* _Directions_
Reproduce every record below exactly as written, leaving out any pictures.

* _Data_
--- begin ---
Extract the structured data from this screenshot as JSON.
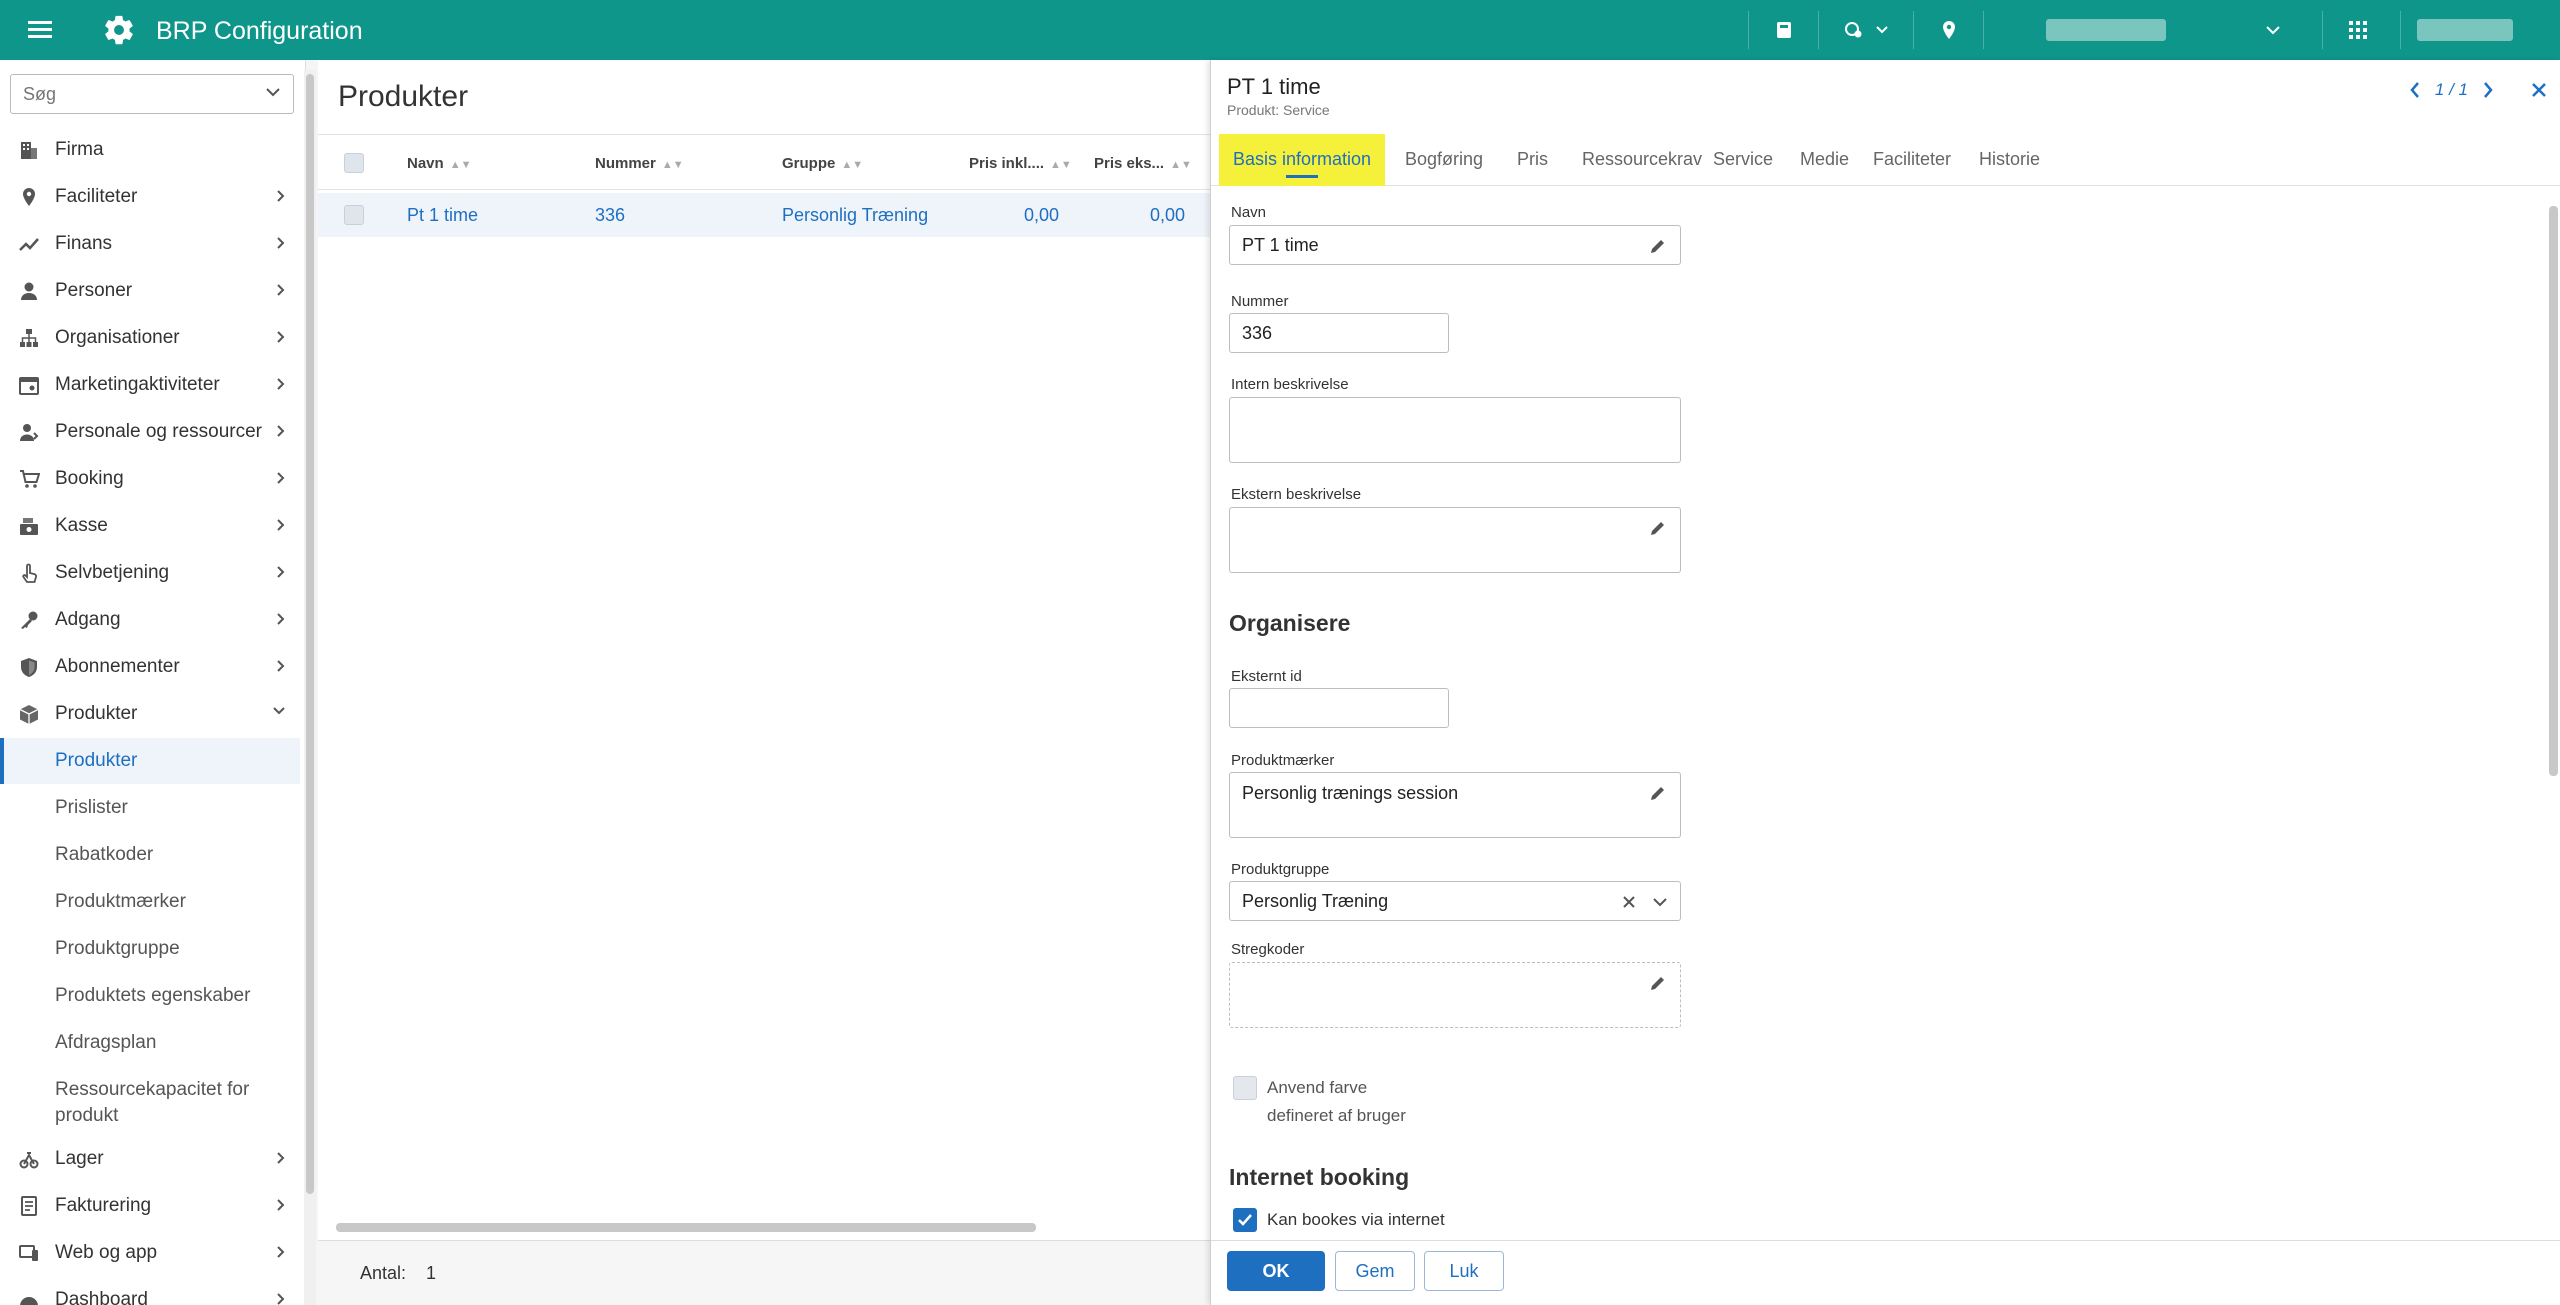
{
  "app": {
    "title": "BRP Configuration"
  },
  "sidebar": {
    "search_placeholder": "Søg",
    "items": [
      {
        "label": "Firma"
      },
      {
        "label": "Faciliteter"
      },
      {
        "label": "Finans"
      },
      {
        "label": "Personer"
      },
      {
        "label": "Organisationer"
      },
      {
        "label": "Marketingaktiviteter"
      },
      {
        "label": "Personale og ressourcer"
      },
      {
        "label": "Booking"
      },
      {
        "label": "Kasse"
      },
      {
        "label": "Selvbetjening"
      },
      {
        "label": "Adgang"
      },
      {
        "label": "Abonnementer"
      },
      {
        "label": "Produkter"
      }
    ],
    "sub_items": [
      {
        "label": "Produkter"
      },
      {
        "label": "Prislister"
      },
      {
        "label": "Rabatkoder"
      },
      {
        "label": "Produktmærker"
      },
      {
        "label": "Produktgruppe"
      },
      {
        "label": "Produktets egenskaber"
      },
      {
        "label": "Afdragsplan"
      },
      {
        "label": "Ressourcekapacitet for"
      },
      {
        "label": "produkt"
      }
    ],
    "items_after": [
      {
        "label": "Lager"
      },
      {
        "label": "Fakturering"
      },
      {
        "label": "Web og app"
      },
      {
        "label": "Dashboard"
      }
    ]
  },
  "list": {
    "title": "Produkter",
    "columns": [
      "Navn",
      "Nummer",
      "Gruppe",
      "Pris inkl....",
      "Pris eks..."
    ],
    "rows": [
      {
        "navn": "Pt 1 time",
        "nummer": "336",
        "gruppe": "Personlig Træning",
        "pris_inkl": "0,00",
        "pris_eks": "0,00"
      }
    ],
    "footer_label": "Antal:",
    "footer_count": "1"
  },
  "detail": {
    "title": "PT 1 time",
    "subtitle": "Produkt: Service",
    "pager": "1 / 1",
    "tabs": [
      "Basis information",
      "Bogføring",
      "Pris",
      "Ressourcekrav",
      "Service",
      "Medie",
      "Faciliteter",
      "Historie"
    ],
    "fields": {
      "navn_label": "Navn",
      "navn_value": "PT 1 time",
      "nummer_label": "Nummer",
      "nummer_value": "336",
      "intern_label": "Intern beskrivelse",
      "ekstern_label": "Ekstern beskrivelse",
      "organisere_heading": "Organisere",
      "eksternt_id_label": "Eksternt id",
      "produktmaerker_label": "Produktmærker",
      "produktmaerker_value": "Personlig trænings session",
      "produktgruppe_label": "Produktgruppe",
      "produktgruppe_value": "Personlig Træning",
      "stregkoder_label": "Stregkoder",
      "anvend_farve_line1": "Anvend farve",
      "anvend_farve_line2": "defineret af bruger",
      "internet_heading": "Internet booking",
      "kan_bookes_label": "Kan bookes via internet"
    },
    "buttons": {
      "ok": "OK",
      "gem": "Gem",
      "luk": "Luk"
    }
  },
  "colors": {
    "topbar": "#0f968b",
    "accent": "#1f6fc1",
    "tab_highlight": "#f5f03a"
  }
}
--- end ---
* _Worked answer_
Extract the structured data from this screenshot as JSON.
{
  "app": {
    "title": "BRP Configuration"
  },
  "sidebar": {
    "search_placeholder": "Søg",
    "items": [
      {
        "label": "Firma"
      },
      {
        "label": "Faciliteter"
      },
      {
        "label": "Finans"
      },
      {
        "label": "Personer"
      },
      {
        "label": "Organisationer"
      },
      {
        "label": "Marketingaktiviteter"
      },
      {
        "label": "Personale og ressourcer"
      },
      {
        "label": "Booking"
      },
      {
        "label": "Kasse"
      },
      {
        "label": "Selvbetjening"
      },
      {
        "label": "Adgang"
      },
      {
        "label": "Abonnementer"
      },
      {
        "label": "Produkter"
      }
    ],
    "sub_items": [
      {
        "label": "Produkter"
      },
      {
        "label": "Prislister"
      },
      {
        "label": "Rabatkoder"
      },
      {
        "label": "Produktmærker"
      },
      {
        "label": "Produktgruppe"
      },
      {
        "label": "Produktets egenskaber"
      },
      {
        "label": "Afdragsplan"
      },
      {
        "label": "Ressourcekapacitet for"
      },
      {
        "label": "produkt"
      }
    ],
    "items_after": [
      {
        "label": "Lager"
      },
      {
        "label": "Fakturering"
      },
      {
        "label": "Web og app"
      },
      {
        "label": "Dashboard"
      }
    ]
  },
  "list": {
    "title": "Produkter",
    "columns": [
      "Navn",
      "Nummer",
      "Gruppe",
      "Pris inkl....",
      "Pris eks..."
    ],
    "rows": [
      {
        "navn": "Pt 1 time",
        "nummer": "336",
        "gruppe": "Personlig Træning",
        "pris_inkl": "0,00",
        "pris_eks": "0,00"
      }
    ],
    "footer_label": "Antal:",
    "footer_count": "1"
  },
  "detail": {
    "title": "PT 1 time",
    "subtitle": "Produkt: Service",
    "pager": "1 / 1",
    "tabs": [
      "Basis information",
      "Bogføring",
      "Pris",
      "Ressourcekrav",
      "Service",
      "Medie",
      "Faciliteter",
      "Historie"
    ],
    "fields": {
      "navn_label": "Navn",
      "navn_value": "PT 1 time",
      "nummer_label": "Nummer",
      "nummer_value": "336",
      "intern_label": "Intern beskrivelse",
      "ekstern_label": "Ekstern beskrivelse",
      "organisere_heading": "Organisere",
      "eksternt_id_label": "Eksternt id",
      "produktmaerker_label": "Produktmærker",
      "produktmaerker_value": "Personlig trænings session",
      "produktgruppe_label": "Produktgruppe",
      "produktgruppe_value": "Personlig Træning",
      "stregkoder_label": "Stregkoder",
      "anvend_farve_line1": "Anvend farve",
      "anvend_farve_line2": "defineret af bruger",
      "internet_heading": "Internet booking",
      "kan_bookes_label": "Kan bookes via internet"
    },
    "buttons": {
      "ok": "OK",
      "gem": "Gem",
      "luk": "Luk"
    }
  },
  "colors": {
    "topbar": "#0f968b",
    "accent": "#1f6fc1",
    "tab_highlight": "#f5f03a"
  }
}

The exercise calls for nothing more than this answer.